Without the pictures, repeat the listing character for character.

Listed records start

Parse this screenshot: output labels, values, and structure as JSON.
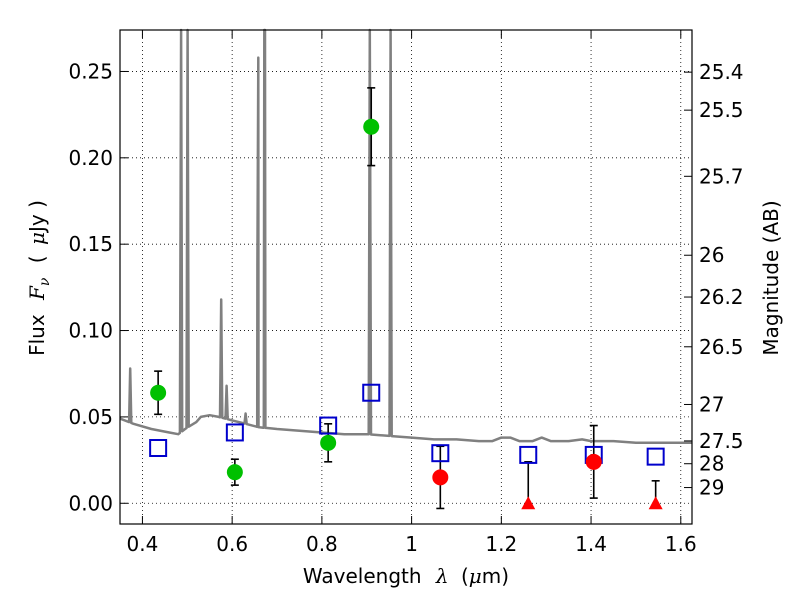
{
  "chart_data": {
    "type": "scatter",
    "xlabel": {
      "text": "Wavelength",
      "symbol": "λ",
      "unit_open": "(",
      "unit_mu": "μ",
      "unit_rest": "m)"
    },
    "ylabel": {
      "text": "Flux",
      "symbol": "F",
      "sub": "ν",
      "unit_open": "(",
      "unit_mu": "μ",
      "unit_rest": "Jy )"
    },
    "y2label": "Magnitude (AB)",
    "xlim": [
      0.35,
      1.625
    ],
    "ylim": [
      -0.012,
      0.274
    ],
    "xticks": [
      0.4,
      0.6,
      0.8,
      1.0,
      1.2,
      1.4,
      1.6
    ],
    "xtick_labels": [
      "0.4",
      "0.6",
      "0.8",
      "1",
      "1.2",
      "1.4",
      "1.6"
    ],
    "yticks": [
      0.0,
      0.05,
      0.1,
      0.15,
      0.2,
      0.25
    ],
    "ytick_labels": [
      "0.00",
      "0.05",
      "0.10",
      "0.15",
      "0.20",
      "0.25"
    ],
    "right_ticks": [
      {
        "label": "25.4",
        "flux": 0.2496
      },
      {
        "label": "25.5",
        "flux": 0.2276
      },
      {
        "label": "25.7",
        "flux": 0.1893
      },
      {
        "label": "26",
        "flux": 0.1436
      },
      {
        "label": "26.2",
        "flux": 0.1194
      },
      {
        "label": "26.5",
        "flux": 0.0906
      },
      {
        "label": "27",
        "flux": 0.0572
      },
      {
        "label": "27.5",
        "flux": 0.0361
      },
      {
        "label": "28",
        "flux": 0.0229
      },
      {
        "label": "29",
        "flux": 0.0091
      }
    ],
    "grid": true,
    "detections_green": [
      {
        "x": 0.435,
        "y": 0.064,
        "err": 0.0125
      },
      {
        "x": 0.606,
        "y": 0.018,
        "err": 0.0075
      },
      {
        "x": 0.814,
        "y": 0.035,
        "err": 0.011
      },
      {
        "x": 0.91,
        "y": 0.218,
        "err": 0.0225
      }
    ],
    "detections_red": [
      {
        "x": 1.064,
        "y": 0.015,
        "err": 0.018
      },
      {
        "x": 1.406,
        "y": 0.024,
        "err": 0.021
      }
    ],
    "upper_limits": [
      {
        "x": 1.26,
        "y": 0.0,
        "err_up": 0.024
      },
      {
        "x": 1.544,
        "y": 0.0,
        "err_up": 0.013
      }
    ],
    "model_points": [
      {
        "x": 0.435,
        "y": 0.032
      },
      {
        "x": 0.606,
        "y": 0.041
      },
      {
        "x": 0.814,
        "y": 0.045
      },
      {
        "x": 0.91,
        "y": 0.064
      },
      {
        "x": 1.064,
        "y": 0.029
      },
      {
        "x": 1.26,
        "y": 0.028
      },
      {
        "x": 1.406,
        "y": 0.028
      },
      {
        "x": 1.544,
        "y": 0.027
      }
    ],
    "sed_continuum": [
      [
        0.35,
        0.049
      ],
      [
        0.38,
        0.046
      ],
      [
        0.42,
        0.043
      ],
      [
        0.46,
        0.041
      ],
      [
        0.48,
        0.04
      ],
      [
        0.495,
        0.043
      ],
      [
        0.52,
        0.047
      ],
      [
        0.53,
        0.05
      ],
      [
        0.55,
        0.051
      ],
      [
        0.57,
        0.05
      ],
      [
        0.6,
        0.048
      ],
      [
        0.63,
        0.046
      ],
      [
        0.66,
        0.044
      ],
      [
        0.7,
        0.043
      ],
      [
        0.75,
        0.042
      ],
      [
        0.8,
        0.041
      ],
      [
        0.85,
        0.04
      ],
      [
        0.9,
        0.04
      ],
      [
        0.95,
        0.039
      ],
      [
        1.0,
        0.038
      ],
      [
        1.05,
        0.037
      ],
      [
        1.1,
        0.037
      ],
      [
        1.15,
        0.036
      ],
      [
        1.18,
        0.036
      ],
      [
        1.2,
        0.038
      ],
      [
        1.22,
        0.038
      ],
      [
        1.24,
        0.036
      ],
      [
        1.27,
        0.036
      ],
      [
        1.29,
        0.038
      ],
      [
        1.31,
        0.036
      ],
      [
        1.35,
        0.036
      ],
      [
        1.38,
        0.037
      ],
      [
        1.4,
        0.036
      ],
      [
        1.45,
        0.036
      ],
      [
        1.5,
        0.035
      ],
      [
        1.55,
        0.035
      ],
      [
        1.625,
        0.035
      ]
    ],
    "sed_lines": [
      {
        "x": 0.3727,
        "peak": 0.078
      },
      {
        "x": 0.4861,
        "peak": 0.35
      },
      {
        "x": 0.5007,
        "peak": 0.35
      },
      {
        "x": 0.5755,
        "peak": 0.118
      },
      {
        "x": 0.5876,
        "peak": 0.068
      },
      {
        "x": 0.63,
        "peak": 0.052
      },
      {
        "x": 0.6563,
        "peak": 0.138
      },
      {
        "x": 0.6583,
        "peak": 0.258
      },
      {
        "x": 0.6716,
        "peak": 0.35
      },
      {
        "x": 0.6731,
        "peak": 0.35
      },
      {
        "x": 0.9069,
        "peak": 0.35
      },
      {
        "x": 0.9532,
        "peak": 0.35
      }
    ],
    "colors": {
      "green": "#00c000",
      "red": "#ff0000",
      "blue": "#0000cc",
      "sed": "#808080",
      "grid": "#000000"
    }
  }
}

Listed records end

■ Problem solution ■
Parse this screenshot: output labels, values, and structure as JSON.
{
  "chart_data": {
    "type": "scatter",
    "xlabel": {
      "text": "Wavelength",
      "symbol": "λ",
      "unit_open": "(",
      "unit_mu": "μ",
      "unit_rest": "m)"
    },
    "ylabel": {
      "text": "Flux",
      "symbol": "F",
      "sub": "ν",
      "unit_open": "(",
      "unit_mu": "μ",
      "unit_rest": "Jy )"
    },
    "y2label": "Magnitude (AB)",
    "xlim": [
      0.35,
      1.625
    ],
    "ylim": [
      -0.012,
      0.274
    ],
    "xticks": [
      0.4,
      0.6,
      0.8,
      1.0,
      1.2,
      1.4,
      1.6
    ],
    "xtick_labels": [
      "0.4",
      "0.6",
      "0.8",
      "1",
      "1.2",
      "1.4",
      "1.6"
    ],
    "yticks": [
      0.0,
      0.05,
      0.1,
      0.15,
      0.2,
      0.25
    ],
    "ytick_labels": [
      "0.00",
      "0.05",
      "0.10",
      "0.15",
      "0.20",
      "0.25"
    ],
    "right_ticks": [
      {
        "label": "25.4",
        "flux": 0.2496
      },
      {
        "label": "25.5",
        "flux": 0.2276
      },
      {
        "label": "25.7",
        "flux": 0.1893
      },
      {
        "label": "26",
        "flux": 0.1436
      },
      {
        "label": "26.2",
        "flux": 0.1194
      },
      {
        "label": "26.5",
        "flux": 0.0906
      },
      {
        "label": "27",
        "flux": 0.0572
      },
      {
        "label": "27.5",
        "flux": 0.0361
      },
      {
        "label": "28",
        "flux": 0.0229
      },
      {
        "label": "29",
        "flux": 0.0091
      }
    ],
    "grid": true,
    "detections_green": [
      {
        "x": 0.435,
        "y": 0.064,
        "err": 0.0125
      },
      {
        "x": 0.606,
        "y": 0.018,
        "err": 0.0075
      },
      {
        "x": 0.814,
        "y": 0.035,
        "err": 0.011
      },
      {
        "x": 0.91,
        "y": 0.218,
        "err": 0.0225
      }
    ],
    "detections_red": [
      {
        "x": 1.064,
        "y": 0.015,
        "err": 0.018
      },
      {
        "x": 1.406,
        "y": 0.024,
        "err": 0.021
      }
    ],
    "upper_limits": [
      {
        "x": 1.26,
        "y": 0.0,
        "err_up": 0.024
      },
      {
        "x": 1.544,
        "y": 0.0,
        "err_up": 0.013
      }
    ],
    "model_points": [
      {
        "x": 0.435,
        "y": 0.032
      },
      {
        "x": 0.606,
        "y": 0.041
      },
      {
        "x": 0.814,
        "y": 0.045
      },
      {
        "x": 0.91,
        "y": 0.064
      },
      {
        "x": 1.064,
        "y": 0.029
      },
      {
        "x": 1.26,
        "y": 0.028
      },
      {
        "x": 1.406,
        "y": 0.028
      },
      {
        "x": 1.544,
        "y": 0.027
      }
    ],
    "sed_continuum": [
      [
        0.35,
        0.049
      ],
      [
        0.38,
        0.046
      ],
      [
        0.42,
        0.043
      ],
      [
        0.46,
        0.041
      ],
      [
        0.48,
        0.04
      ],
      [
        0.495,
        0.043
      ],
      [
        0.52,
        0.047
      ],
      [
        0.53,
        0.05
      ],
      [
        0.55,
        0.051
      ],
      [
        0.57,
        0.05
      ],
      [
        0.6,
        0.048
      ],
      [
        0.63,
        0.046
      ],
      [
        0.66,
        0.044
      ],
      [
        0.7,
        0.043
      ],
      [
        0.75,
        0.042
      ],
      [
        0.8,
        0.041
      ],
      [
        0.85,
        0.04
      ],
      [
        0.9,
        0.04
      ],
      [
        0.95,
        0.039
      ],
      [
        1.0,
        0.038
      ],
      [
        1.05,
        0.037
      ],
      [
        1.1,
        0.037
      ],
      [
        1.15,
        0.036
      ],
      [
        1.18,
        0.036
      ],
      [
        1.2,
        0.038
      ],
      [
        1.22,
        0.038
      ],
      [
        1.24,
        0.036
      ],
      [
        1.27,
        0.036
      ],
      [
        1.29,
        0.038
      ],
      [
        1.31,
        0.036
      ],
      [
        1.35,
        0.036
      ],
      [
        1.38,
        0.037
      ],
      [
        1.4,
        0.036
      ],
      [
        1.45,
        0.036
      ],
      [
        1.5,
        0.035
      ],
      [
        1.55,
        0.035
      ],
      [
        1.625,
        0.035
      ]
    ],
    "sed_lines": [
      {
        "x": 0.3727,
        "peak": 0.078
      },
      {
        "x": 0.4861,
        "peak": 0.35
      },
      {
        "x": 0.5007,
        "peak": 0.35
      },
      {
        "x": 0.5755,
        "peak": 0.118
      },
      {
        "x": 0.5876,
        "peak": 0.068
      },
      {
        "x": 0.63,
        "peak": 0.052
      },
      {
        "x": 0.6563,
        "peak": 0.138
      },
      {
        "x": 0.6583,
        "peak": 0.258
      },
      {
        "x": 0.6716,
        "peak": 0.35
      },
      {
        "x": 0.6731,
        "peak": 0.35
      },
      {
        "x": 0.9069,
        "peak": 0.35
      },
      {
        "x": 0.9532,
        "peak": 0.35
      }
    ],
    "colors": {
      "green": "#00c000",
      "red": "#ff0000",
      "blue": "#0000cc",
      "sed": "#808080",
      "grid": "#000000"
    }
  }
}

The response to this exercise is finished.